##### Source records
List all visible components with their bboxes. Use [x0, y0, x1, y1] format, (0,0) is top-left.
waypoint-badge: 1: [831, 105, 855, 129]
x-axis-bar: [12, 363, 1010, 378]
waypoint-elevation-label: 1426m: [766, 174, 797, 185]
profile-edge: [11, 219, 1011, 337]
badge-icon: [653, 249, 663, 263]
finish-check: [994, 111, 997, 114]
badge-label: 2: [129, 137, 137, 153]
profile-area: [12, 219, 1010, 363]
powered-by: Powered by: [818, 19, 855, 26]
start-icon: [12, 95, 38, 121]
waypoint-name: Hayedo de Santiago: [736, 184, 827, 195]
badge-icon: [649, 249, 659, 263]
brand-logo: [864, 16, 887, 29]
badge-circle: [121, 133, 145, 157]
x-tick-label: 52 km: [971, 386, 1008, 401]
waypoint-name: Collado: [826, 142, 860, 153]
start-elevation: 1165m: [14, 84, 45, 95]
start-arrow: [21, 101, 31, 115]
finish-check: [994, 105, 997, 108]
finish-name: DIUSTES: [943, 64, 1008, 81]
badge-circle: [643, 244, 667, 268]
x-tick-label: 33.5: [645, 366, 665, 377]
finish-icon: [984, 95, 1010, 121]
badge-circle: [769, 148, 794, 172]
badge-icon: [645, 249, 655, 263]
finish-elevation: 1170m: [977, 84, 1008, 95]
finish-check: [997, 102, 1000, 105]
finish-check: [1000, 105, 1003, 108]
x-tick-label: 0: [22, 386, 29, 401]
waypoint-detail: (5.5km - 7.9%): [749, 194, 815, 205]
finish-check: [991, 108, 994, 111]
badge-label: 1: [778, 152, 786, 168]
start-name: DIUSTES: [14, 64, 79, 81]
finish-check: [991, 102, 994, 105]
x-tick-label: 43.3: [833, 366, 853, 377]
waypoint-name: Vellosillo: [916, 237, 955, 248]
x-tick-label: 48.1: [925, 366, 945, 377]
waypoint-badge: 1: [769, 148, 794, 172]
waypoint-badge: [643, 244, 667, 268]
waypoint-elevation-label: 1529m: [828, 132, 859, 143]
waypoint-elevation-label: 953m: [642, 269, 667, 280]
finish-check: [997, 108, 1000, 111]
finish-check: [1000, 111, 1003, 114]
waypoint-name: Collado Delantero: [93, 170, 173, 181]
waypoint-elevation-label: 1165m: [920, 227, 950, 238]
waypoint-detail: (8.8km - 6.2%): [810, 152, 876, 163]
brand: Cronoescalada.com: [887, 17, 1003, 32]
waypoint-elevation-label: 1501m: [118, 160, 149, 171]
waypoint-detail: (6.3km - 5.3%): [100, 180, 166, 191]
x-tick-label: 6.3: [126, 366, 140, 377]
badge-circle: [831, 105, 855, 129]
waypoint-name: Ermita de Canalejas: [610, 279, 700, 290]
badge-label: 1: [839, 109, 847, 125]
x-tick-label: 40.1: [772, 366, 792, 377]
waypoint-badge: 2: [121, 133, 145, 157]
##########
- _Work to do_
Echo the records character for character, from their first line down to and including the line that contains "brand-logo: [864, 16, 887, 29]".

- _Result of this exercise_
List all visible components with their bboxes. Use [x0, y0, x1, y1] format, (0,0) is top-left.
waypoint-badge: 1: [831, 105, 855, 129]
x-axis-bar: [12, 363, 1010, 378]
waypoint-elevation-label: 1426m: [766, 174, 797, 185]
profile-edge: [11, 219, 1011, 337]
badge-icon: [653, 249, 663, 263]
finish-check: [994, 111, 997, 114]
badge-label: 2: [129, 137, 137, 153]
profile-area: [12, 219, 1010, 363]
powered-by: Powered by: [818, 19, 855, 26]
start-icon: [12, 95, 38, 121]
waypoint-name: Hayedo de Santiago: [736, 184, 827, 195]
badge-icon: [649, 249, 659, 263]
brand-logo: [864, 16, 887, 29]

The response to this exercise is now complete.